• ROWS:
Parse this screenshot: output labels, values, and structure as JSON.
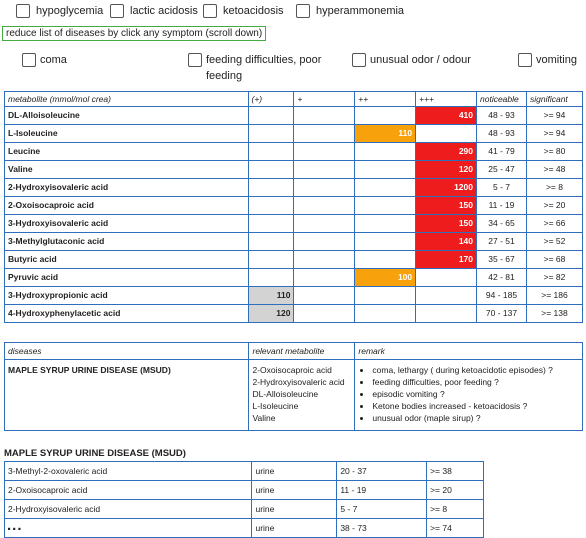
{
  "conditions": [
    {
      "label": "hypoglycemia"
    },
    {
      "label": "lactic acidosis"
    },
    {
      "label": "ketoacidosis"
    },
    {
      "label": "hyperammonemia"
    }
  ],
  "hint": "reduce list of diseases by click any symptom (scroll down)",
  "symptoms": [
    {
      "label": "coma"
    },
    {
      "label": "feeding difficulties, poor feeding"
    },
    {
      "label": "unusual odor / odour"
    },
    {
      "label": "vomiting"
    }
  ],
  "metabolite_table": {
    "headers": [
      "metabolite (mmol/mol crea)",
      "(+)",
      "+",
      "++",
      "+++",
      "noticeable",
      "significant"
    ],
    "rows": [
      {
        "name": "DL-Alloisoleucine",
        "value": "410",
        "level": "+++",
        "color": "red",
        "noticeable": "48 - 93",
        "significant": ">= 94"
      },
      {
        "name": "L-Isoleucine",
        "value": "110",
        "level": "++",
        "color": "orange",
        "noticeable": "48 - 93",
        "significant": ">= 94"
      },
      {
        "name": "Leucine",
        "value": "290",
        "level": "+++",
        "color": "red",
        "noticeable": "41 - 79",
        "significant": ">= 80"
      },
      {
        "name": "Valine",
        "value": "120",
        "level": "+++",
        "color": "red",
        "noticeable": "25 - 47",
        "significant": ">= 48"
      },
      {
        "name": "2-Hydroxyisovaleric acid",
        "value": "1200",
        "level": "+++",
        "color": "red",
        "noticeable": "5 - 7",
        "significant": ">= 8"
      },
      {
        "name": "2-Oxoisocaproic acid",
        "value": "150",
        "level": "+++",
        "color": "red",
        "noticeable": "11 - 19",
        "significant": ">= 20"
      },
      {
        "name": "3-Hydroxyisovaleric acid",
        "value": "150",
        "level": "+++",
        "color": "red",
        "noticeable": "34 - 65",
        "significant": ">= 66"
      },
      {
        "name": "3-Methylglutaconic acid",
        "value": "140",
        "level": "+++",
        "color": "red",
        "noticeable": "27 - 51",
        "significant": ">= 52"
      },
      {
        "name": "Butyric acid",
        "value": "170",
        "level": "+++",
        "color": "red",
        "noticeable": "35 - 67",
        "significant": ">= 68"
      },
      {
        "name": "Pyruvic acid",
        "value": "100",
        "level": "++",
        "color": "orange",
        "noticeable": "42 - 81",
        "significant": ">= 82"
      },
      {
        "name": "3-Hydroxypropionic acid",
        "value": "110",
        "level": "(+)",
        "color": "gray",
        "noticeable": "94 - 185",
        "significant": ">= 186"
      },
      {
        "name": "4-Hydroxyphenylacetic acid",
        "value": "120",
        "level": "(+)",
        "color": "gray",
        "noticeable": "70 - 137",
        "significant": ">= 138"
      }
    ]
  },
  "colors": {
    "red": "#ee1c1c",
    "orange": "#f7a20d",
    "gray": "#d3d3d3",
    "border": "#2e6ebd"
  },
  "disease_table": {
    "headers": [
      "diseases",
      "relevant metabolite",
      "remark"
    ],
    "rows": [
      {
        "disease": "MAPLE SYRUP URINE DISEASE (MSUD)",
        "metabolites": [
          "2-Oxoisocaproic acid",
          "2-Hydroxyisovaleric acid",
          "DL-Alloisoleucine",
          "L-Isoleucine",
          "Valine"
        ],
        "remarks": [
          "coma, lethargy ( during ketoacidotic episodes) ?",
          "feeding difficulties, poor feeding ?",
          "episodic vomiting ?",
          "Ketone bodies increased - ketoacidosis ?",
          "unusual odor (maple sirup) ?"
        ]
      }
    ]
  },
  "detail": {
    "title": "MAPLE SYRUP URINE DISEASE (MSUD)",
    "rows": [
      {
        "metabolite": "3-Methyl-2-oxovaleric acid",
        "specimen": "urine",
        "range": "20 - 37",
        "threshold": ">= 38"
      },
      {
        "metabolite": "2-Oxoisocaproic acid",
        "specimen": "urine",
        "range": "11 - 19",
        "threshold": ">= 20"
      },
      {
        "metabolite": "2-Hydroxyisovaleric acid",
        "specimen": "urine",
        "range": "5 - 7",
        "threshold": ">= 8"
      },
      {
        "metabolite": "",
        "specimen": "urine",
        "range": "38 - 73",
        "threshold": ">= 74"
      }
    ],
    "more": "..."
  }
}
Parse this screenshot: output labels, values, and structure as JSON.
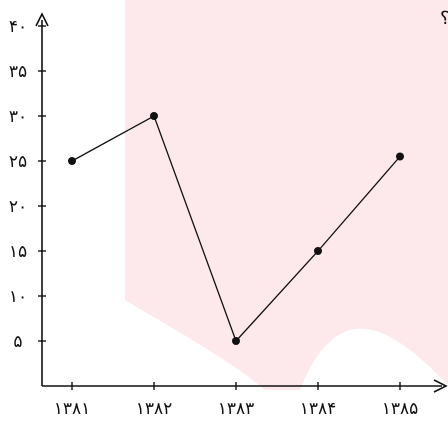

• TASK STATEMENT: Reproduce each line exactly as it appears, omitting the pictures.

• COMPLETE OUTPUT:
Parse this screenshot: output labels, values, and structure as JSON.
{
  "conditions": [
    {
      "label": "hypoglycemia"
    },
    {
      "label": "lactic acidosis"
    },
    {
      "label": "ketoacidosis"
    },
    {
      "label": "hyperammonemia"
    }
  ],
  "hint": "reduce list of diseases by click any symptom (scroll down)",
  "symptoms": [
    {
      "label": "coma"
    },
    {
      "label": "feeding difficulties, poor feeding"
    },
    {
      "label": "unusual odor / odour"
    },
    {
      "label": "vomiting"
    }
  ],
  "metabolite_table": {
    "headers": [
      "metabolite (mmol/mol crea)",
      "(+)",
      "+",
      "++",
      "+++",
      "noticeable",
      "significant"
    ],
    "rows": [
      {
        "name": "DL-Alloisoleucine",
        "value": "410",
        "level": "+++",
        "color": "red",
        "noticeable": "48 - 93",
        "significant": ">= 94"
      },
      {
        "name": "L-Isoleucine",
        "value": "110",
        "level": "++",
        "color": "orange",
        "noticeable": "48 - 93",
        "significant": ">= 94"
      },
      {
        "name": "Leucine",
        "value": "290",
        "level": "+++",
        "color": "red",
        "noticeable": "41 - 79",
        "significant": ">= 80"
      },
      {
        "name": "Valine",
        "value": "120",
        "level": "+++",
        "color": "red",
        "noticeable": "25 - 47",
        "significant": ">= 48"
      },
      {
        "name": "2-Hydroxyisovaleric acid",
        "value": "1200",
        "level": "+++",
        "color": "red",
        "noticeable": "5 - 7",
        "significant": ">= 8"
      },
      {
        "name": "2-Oxoisocaproic acid",
        "value": "150",
        "level": "+++",
        "color": "red",
        "noticeable": "11 - 19",
        "significant": ">= 20"
      },
      {
        "name": "3-Hydroxyisovaleric acid",
        "value": "150",
        "level": "+++",
        "color": "red",
        "noticeable": "34 - 65",
        "significant": ">= 66"
      },
      {
        "name": "3-Methylglutaconic acid",
        "value": "140",
        "level": "+++",
        "color": "red",
        "noticeable": "27 - 51",
        "significant": ">= 52"
      },
      {
        "name": "Butyric acid",
        "value": "170",
        "level": "+++",
        "color": "red",
        "noticeable": "35 - 67",
        "significant": ">= 68"
      },
      {
        "name": "Pyruvic acid",
        "value": "100",
        "level": "++",
        "color": "orange",
        "noticeable": "42 - 81",
        "significant": ">= 82"
      },
      {
        "name": "3-Hydroxypropionic acid",
        "value": "110",
        "level": "(+)",
        "color": "gray",
        "noticeable": "94 - 185",
        "significant": ">= 186"
      },
      {
        "name": "4-Hydroxyphenylacetic acid",
        "value": "120",
        "level": "(+)",
        "color": "gray",
        "noticeable": "70 - 137",
        "significant": ">= 138"
      }
    ]
  },
  "colors": {
    "red": "#ee1c1c",
    "orange": "#f7a20d",
    "gray": "#d3d3d3",
    "border": "#2e6ebd"
  },
  "disease_table": {
    "headers": [
      "diseases",
      "relevant metabolite",
      "remark"
    ],
    "rows": [
      {
        "disease": "MAPLE SYRUP URINE DISEASE (MSUD)",
        "metabolites": [
          "2-Oxoisocaproic acid",
          "2-Hydroxyisovaleric acid",
          "DL-Alloisoleucine",
          "L-Isoleucine",
          "Valine"
        ],
        "remarks": [
          "coma, lethargy ( during ketoacidotic episodes) ?",
          "feeding difficulties, poor feeding ?",
          "episodic vomiting ?",
          "Ketone bodies increased - ketoacidosis ?",
          "unusual odor (maple sirup) ?"
        ]
      }
    ]
  },
  "detail": {
    "title": "MAPLE SYRUP URINE DISEASE (MSUD)",
    "rows": [
      {
        "metabolite": "3-Methyl-2-oxovaleric acid",
        "specimen": "urine",
        "range": "20 - 37",
        "threshold": ">= 38"
      },
      {
        "metabolite": "2-Oxoisocaproic acid",
        "specimen": "urine",
        "range": "11 - 19",
        "threshold": ">= 20"
      },
      {
        "metabolite": "2-Hydroxyisovaleric acid",
        "specimen": "urine",
        "range": "5 - 7",
        "threshold": ">= 8"
      },
      {
        "metabolite": "",
        "specimen": "urine",
        "range": "38 - 73",
        "threshold": ">= 74"
      }
    ],
    "more": "..."
  }
}
Parse this screenshot: output labels, values, and structure as JSON.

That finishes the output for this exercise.